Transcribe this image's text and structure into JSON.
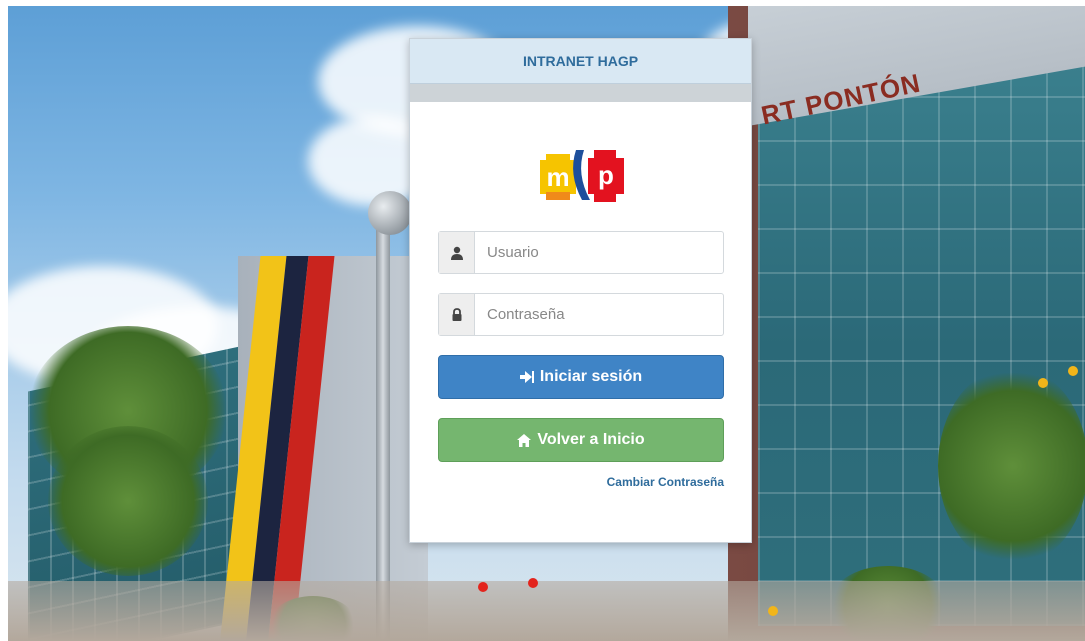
{
  "panel": {
    "title": "INTRANET HAGP"
  },
  "logo": {
    "text_left": "m",
    "text_right": "p",
    "colors": {
      "yellow": "#f6c400",
      "orange": "#f08a1a",
      "blue": "#1d4f9c",
      "red": "#e3121f"
    }
  },
  "form": {
    "username": {
      "placeholder": "Usuario",
      "value": "",
      "icon": "user-icon"
    },
    "password": {
      "placeholder": "Contraseña",
      "value": "",
      "icon": "lock-icon"
    },
    "login_button": {
      "label": "Iniciar sesión",
      "icon": "sign-in-icon"
    },
    "home_button": {
      "label": "Volver a Inicio",
      "icon": "home-icon"
    },
    "change_password_link": "Cambiar Contraseña"
  },
  "background": {
    "sign": "RT PONTÓN"
  },
  "colors": {
    "primary": "#3f84c6",
    "success": "#75b66f",
    "header_bg": "#d9e8f3",
    "title_text": "#2f6c9c"
  }
}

----------

Your task is to copy the entries in full and exactly, without any images.

- _Completed task_
Transcribe this image's text and structure into JSON.
{
  "panel": {
    "title": "INTRANET HAGP"
  },
  "logo": {
    "text_left": "m",
    "text_right": "p",
    "colors": {
      "yellow": "#f6c400",
      "orange": "#f08a1a",
      "blue": "#1d4f9c",
      "red": "#e3121f"
    }
  },
  "form": {
    "username": {
      "placeholder": "Usuario",
      "value": "",
      "icon": "user-icon"
    },
    "password": {
      "placeholder": "Contraseña",
      "value": "",
      "icon": "lock-icon"
    },
    "login_button": {
      "label": "Iniciar sesión",
      "icon": "sign-in-icon"
    },
    "home_button": {
      "label": "Volver a Inicio",
      "icon": "home-icon"
    },
    "change_password_link": "Cambiar Contraseña"
  },
  "background": {
    "sign": "RT PONTÓN"
  },
  "colors": {
    "primary": "#3f84c6",
    "success": "#75b66f",
    "header_bg": "#d9e8f3",
    "title_text": "#2f6c9c"
  }
}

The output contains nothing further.